Items:
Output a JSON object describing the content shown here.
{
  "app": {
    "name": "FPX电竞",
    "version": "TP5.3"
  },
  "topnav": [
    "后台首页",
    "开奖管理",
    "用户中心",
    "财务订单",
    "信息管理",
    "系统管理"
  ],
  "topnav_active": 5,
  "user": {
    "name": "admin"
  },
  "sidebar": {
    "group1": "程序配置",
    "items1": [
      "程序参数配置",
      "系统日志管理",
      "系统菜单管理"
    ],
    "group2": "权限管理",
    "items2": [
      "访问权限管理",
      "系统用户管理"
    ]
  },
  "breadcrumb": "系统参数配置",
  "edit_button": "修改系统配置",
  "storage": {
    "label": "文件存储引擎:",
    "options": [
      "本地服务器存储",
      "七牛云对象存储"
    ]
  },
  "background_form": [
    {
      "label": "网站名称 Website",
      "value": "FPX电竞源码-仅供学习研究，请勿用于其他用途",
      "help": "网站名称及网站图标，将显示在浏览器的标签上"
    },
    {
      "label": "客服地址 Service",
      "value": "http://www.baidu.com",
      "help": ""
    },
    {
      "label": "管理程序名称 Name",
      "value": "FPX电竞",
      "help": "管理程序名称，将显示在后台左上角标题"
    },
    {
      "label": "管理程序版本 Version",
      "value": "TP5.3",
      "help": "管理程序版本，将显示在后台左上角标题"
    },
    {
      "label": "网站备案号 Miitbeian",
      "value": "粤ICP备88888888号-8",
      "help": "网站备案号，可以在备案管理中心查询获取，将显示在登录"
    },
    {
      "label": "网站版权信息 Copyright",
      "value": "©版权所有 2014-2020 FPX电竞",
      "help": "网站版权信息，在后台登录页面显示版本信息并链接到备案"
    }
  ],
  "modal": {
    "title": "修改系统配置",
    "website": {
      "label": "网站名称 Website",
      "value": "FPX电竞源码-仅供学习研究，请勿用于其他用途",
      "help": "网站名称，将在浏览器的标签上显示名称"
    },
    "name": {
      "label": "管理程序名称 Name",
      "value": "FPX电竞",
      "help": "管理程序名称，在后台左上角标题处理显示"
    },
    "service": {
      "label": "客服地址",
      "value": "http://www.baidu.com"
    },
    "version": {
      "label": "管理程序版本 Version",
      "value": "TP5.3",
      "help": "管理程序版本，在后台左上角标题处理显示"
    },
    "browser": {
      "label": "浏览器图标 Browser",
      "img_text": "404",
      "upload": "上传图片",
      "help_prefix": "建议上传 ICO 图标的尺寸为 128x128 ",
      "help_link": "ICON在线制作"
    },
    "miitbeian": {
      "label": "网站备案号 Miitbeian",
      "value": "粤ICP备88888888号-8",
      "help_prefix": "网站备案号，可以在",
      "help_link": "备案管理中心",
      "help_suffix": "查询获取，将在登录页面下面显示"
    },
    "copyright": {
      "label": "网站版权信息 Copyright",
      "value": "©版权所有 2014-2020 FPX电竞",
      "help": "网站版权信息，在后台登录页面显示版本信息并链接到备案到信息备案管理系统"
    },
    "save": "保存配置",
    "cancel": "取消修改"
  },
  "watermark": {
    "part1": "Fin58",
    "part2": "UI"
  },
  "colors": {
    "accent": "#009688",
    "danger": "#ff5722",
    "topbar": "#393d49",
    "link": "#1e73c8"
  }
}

Exercise instructions: Search the entries for the string "baidu" and collect each line that has it.

Solution:
      "value": "http://www.baidu.com",
      "value": "http://www.baidu.com"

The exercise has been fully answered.